#### [Instructions to follow]
Copy out the listing that follows exactly, dropping every picture.

[Records that describe figures]
▼

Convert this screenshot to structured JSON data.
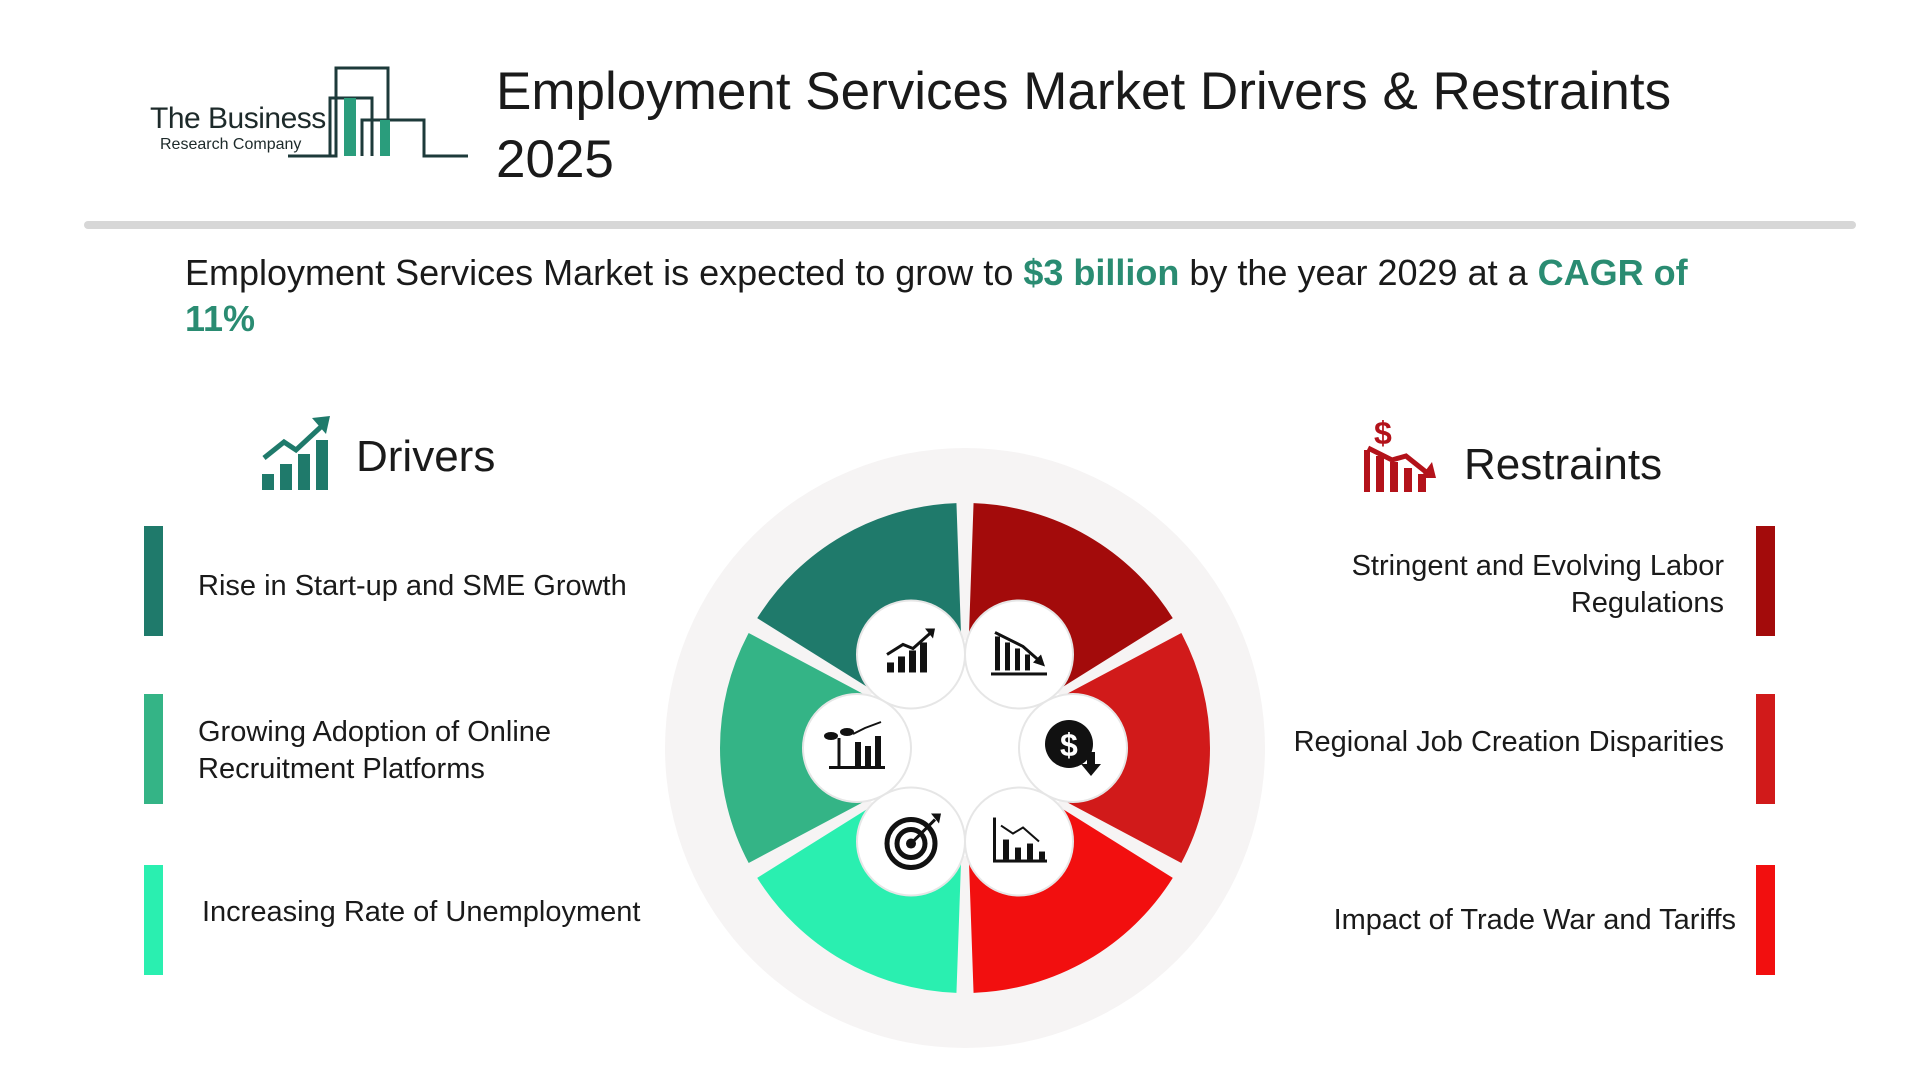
{
  "logo": {
    "name": "The Business",
    "sub": "Research Company"
  },
  "title": "Employment Services Market Drivers & Restraints 2025",
  "summary": {
    "pre": "Employment Services Market is expected to grow to ",
    "value": "$3 billion",
    "mid": " by the year 2029 at a ",
    "cagr": "CAGR of 11%"
  },
  "drivers": {
    "heading": "Drivers",
    "items": [
      {
        "label": "Rise in Start-up and SME Growth",
        "color": "#1f7a6b"
      },
      {
        "label": "Growing Adoption of Online Recruitment Platforms",
        "color": "#34b486"
      },
      {
        "label": "Increasing Rate of Unemployment",
        "color": "#2aefb0"
      }
    ]
  },
  "restraints": {
    "heading": "Restraints",
    "items": [
      {
        "label": "Stringent and Evolving Labor Regulations",
        "color": "#a30b0b"
      },
      {
        "label": "Regional Job Creation Disparities",
        "color": "#d11a1a"
      },
      {
        "label": "Impact of Trade War and Tariffs",
        "color": "#f20f0f"
      }
    ]
  },
  "wheel_icons": [
    "growth-chart-icon",
    "decline-chart-icon",
    "plant-growth-icon",
    "dollar-down-icon",
    "target-icon",
    "downtrend-chart-icon"
  ]
}
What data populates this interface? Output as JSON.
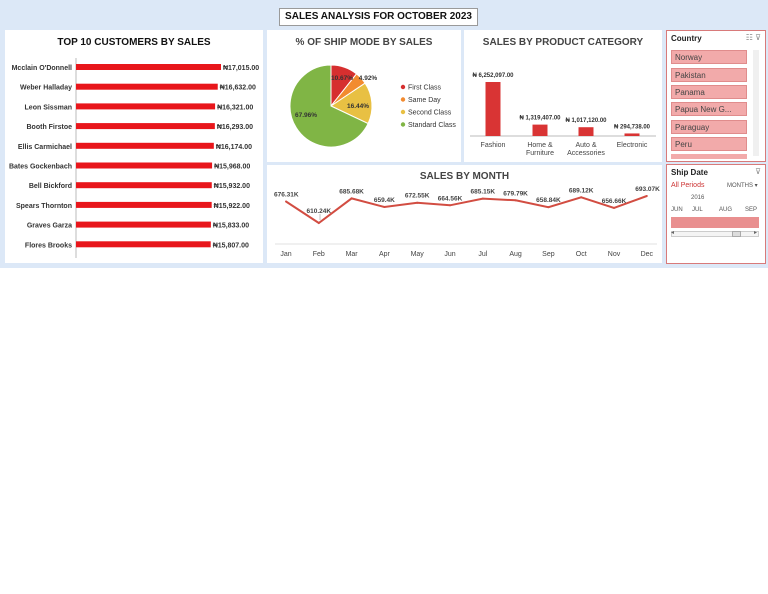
{
  "dashboard": {
    "title": "SALES ANALYSIS FOR OCTOBER 2023"
  },
  "panels": {
    "customers": "TOP 10 CUSTOMERS BY SALES",
    "ship": "% OF SHIP MODE BY SALES",
    "category": "SALES BY PRODUCT CATEGORY",
    "month": "SALES BY MONTH"
  },
  "colors": {
    "bar_red": "#e8161b",
    "cat_red": "#d93434",
    "line_red": "#d24d42",
    "slicer_fill": "#f2aaaa",
    "slicer_border": "#d87a7a"
  },
  "chart_data": [
    {
      "type": "bar",
      "title": "TOP 10 CUSTOMERS BY SALES",
      "orientation": "horizontal",
      "categories": [
        "Mcclain O'Donnell",
        "Weber Halladay",
        "Leon Sissman",
        "Booth Firstoe",
        "Ellis Carmichael",
        "Bates Gockenbach",
        "Bell Bickford",
        "Spears Thornton",
        "Graves Garza",
        "Flores Brooks"
      ],
      "values": [
        17015,
        16632,
        16321,
        16293,
        16174,
        15968,
        15932,
        15922,
        15833,
        15807
      ],
      "labels": [
        "₦17,015.00",
        "₦16,632.00",
        "₦16,321.00",
        "₦16,293.00",
        "₦16,174.00",
        "₦15,968.00",
        "₦15,932.00",
        "₦15,922.00",
        "₦15,833.00",
        "₦15,807.00"
      ]
    },
    {
      "type": "pie",
      "title": "% OF SHIP MODE BY SALES",
      "categories": [
        "First Class",
        "Same Day",
        "Second Class",
        "Standard Class"
      ],
      "values": [
        10.67,
        4.92,
        16.44,
        67.96
      ],
      "labels": [
        "10.67%",
        "4.92%",
        "16.44%",
        "67.96%"
      ],
      "colors": [
        "#d62f2f",
        "#f28b30",
        "#e8c043",
        "#80b545"
      ],
      "legend": "right"
    },
    {
      "type": "bar",
      "title": "SALES BY PRODUCT CATEGORY",
      "categories": [
        "Fashion",
        "Home & Furniture",
        "Auto & Accessories",
        "Electronic"
      ],
      "category_lines": [
        [
          "Fashion"
        ],
        [
          "Home &",
          "Furniture"
        ],
        [
          "Auto &",
          "Accessories"
        ],
        [
          "Electronic"
        ]
      ],
      "values": [
        6252097,
        1319407,
        1017120,
        294738
      ],
      "labels": [
        "₦ 6,252,097.00",
        "₦ 1,319,407.00",
        "₦ 1,017,120.00",
        "₦ 294,738.00"
      ]
    },
    {
      "type": "line",
      "title": "SALES BY MONTH",
      "categories": [
        "Jan",
        "Feb",
        "Mar",
        "Apr",
        "May",
        "Jun",
        "Jul",
        "Aug",
        "Sep",
        "Oct",
        "Nov",
        "Dec"
      ],
      "values": [
        676.31,
        610.24,
        685.68,
        659.4,
        672.55,
        664.56,
        685.15,
        679.79,
        658.84,
        689.12,
        656.66,
        693.07
      ],
      "labels": [
        "676.31K",
        "610.24K",
        "685.68K",
        "659.4K",
        "672.55K",
        "664.56K",
        "685.15K",
        "679.79K",
        "658.84K",
        "689.12K",
        "656.66K",
        "693.07K"
      ]
    }
  ],
  "country_slicer": {
    "title": "Country",
    "items": [
      "Norway",
      "Pakistan",
      "Panama",
      "Papua New G...",
      "Paraguay",
      "Peru"
    ]
  },
  "date_slicer": {
    "title": "Ship Date",
    "period": "All Periods",
    "unit": "MONTHS",
    "year": "2016",
    "months": [
      "JUN",
      "JUL",
      "AUG",
      "SEP"
    ]
  }
}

▲

#### [Solution to this exercise]
Convert this screenshot to structured JSON data.
{
  "logo": {
    "name": "The Business",
    "sub": "Research Company"
  },
  "title": "Employment Services Market Drivers & Restraints 2025",
  "summary": {
    "pre": "Employment Services Market is expected to grow to ",
    "value": "$3 billion",
    "mid": " by the year 2029 at a ",
    "cagr": "CAGR of 11%"
  },
  "drivers": {
    "heading": "Drivers",
    "items": [
      {
        "label": "Rise in Start-up and SME Growth",
        "color": "#1f7a6b"
      },
      {
        "label": "Growing Adoption of Online Recruitment Platforms",
        "color": "#34b486"
      },
      {
        "label": "Increasing Rate of Unemployment",
        "color": "#2aefb0"
      }
    ]
  },
  "restraints": {
    "heading": "Restraints",
    "items": [
      {
        "label": "Stringent and Evolving Labor Regulations",
        "color": "#a30b0b"
      },
      {
        "label": "Regional Job Creation Disparities",
        "color": "#d11a1a"
      },
      {
        "label": "Impact of Trade War and Tariffs",
        "color": "#f20f0f"
      }
    ]
  },
  "wheel_icons": [
    "growth-chart-icon",
    "decline-chart-icon",
    "plant-growth-icon",
    "dollar-down-icon",
    "target-icon",
    "downtrend-chart-icon"
  ]
}
What data populates this interface? Output as JSON.
{
  "dashboard": {
    "title": "SALES ANALYSIS FOR OCTOBER 2023"
  },
  "panels": {
    "customers": "TOP 10 CUSTOMERS BY SALES",
    "ship": "% OF SHIP MODE BY SALES",
    "category": "SALES BY PRODUCT CATEGORY",
    "month": "SALES BY MONTH"
  },
  "colors": {
    "bar_red": "#e8161b",
    "cat_red": "#d93434",
    "line_red": "#d24d42",
    "slicer_fill": "#f2aaaa",
    "slicer_border": "#d87a7a"
  },
  "chart_data": [
    {
      "type": "bar",
      "title": "TOP 10 CUSTOMERS BY SALES",
      "orientation": "horizontal",
      "categories": [
        "Mcclain O'Donnell",
        "Weber Halladay",
        "Leon Sissman",
        "Booth Firstoe",
        "Ellis Carmichael",
        "Bates Gockenbach",
        "Bell Bickford",
        "Spears Thornton",
        "Graves Garza",
        "Flores Brooks"
      ],
      "values": [
        17015,
        16632,
        16321,
        16293,
        16174,
        15968,
        15932,
        15922,
        15833,
        15807
      ],
      "labels": [
        "₦17,015.00",
        "₦16,632.00",
        "₦16,321.00",
        "₦16,293.00",
        "₦16,174.00",
        "₦15,968.00",
        "₦15,932.00",
        "₦15,922.00",
        "₦15,833.00",
        "₦15,807.00"
      ]
    },
    {
      "type": "pie",
      "title": "% OF SHIP MODE BY SALES",
      "categories": [
        "First Class",
        "Same Day",
        "Second Class",
        "Standard Class"
      ],
      "values": [
        10.67,
        4.92,
        16.44,
        67.96
      ],
      "labels": [
        "10.67%",
        "4.92%",
        "16.44%",
        "67.96%"
      ],
      "colors": [
        "#d62f2f",
        "#f28b30",
        "#e8c043",
        "#80b545"
      ],
      "legend": "right"
    },
    {
      "type": "bar",
      "title": "SALES BY PRODUCT CATEGORY",
      "categories": [
        "Fashion",
        "Home & Furniture",
        "Auto & Accessories",
        "Electronic"
      ],
      "category_lines": [
        [
          "Fashion"
        ],
        [
          "Home &",
          "Furniture"
        ],
        [
          "Auto &",
          "Accessories"
        ],
        [
          "Electronic"
        ]
      ],
      "values": [
        6252097,
        1319407,
        1017120,
        294738
      ],
      "labels": [
        "₦ 6,252,097.00",
        "₦ 1,319,407.00",
        "₦ 1,017,120.00",
        "₦ 294,738.00"
      ]
    },
    {
      "type": "line",
      "title": "SALES BY MONTH",
      "categories": [
        "Jan",
        "Feb",
        "Mar",
        "Apr",
        "May",
        "Jun",
        "Jul",
        "Aug",
        "Sep",
        "Oct",
        "Nov",
        "Dec"
      ],
      "values": [
        676.31,
        610.24,
        685.68,
        659.4,
        672.55,
        664.56,
        685.15,
        679.79,
        658.84,
        689.12,
        656.66,
        693.07
      ],
      "labels": [
        "676.31K",
        "610.24K",
        "685.68K",
        "659.4K",
        "672.55K",
        "664.56K",
        "685.15K",
        "679.79K",
        "658.84K",
        "689.12K",
        "656.66K",
        "693.07K"
      ]
    }
  ],
  "country_slicer": {
    "title": "Country",
    "items": [
      "Norway",
      "Pakistan",
      "Panama",
      "Papua New G...",
      "Paraguay",
      "Peru"
    ]
  },
  "date_slicer": {
    "title": "Ship Date",
    "period": "All Periods",
    "unit": "MONTHS",
    "year": "2016",
    "months": [
      "JUN",
      "JUL",
      "AUG",
      "SEP"
    ]
  }
}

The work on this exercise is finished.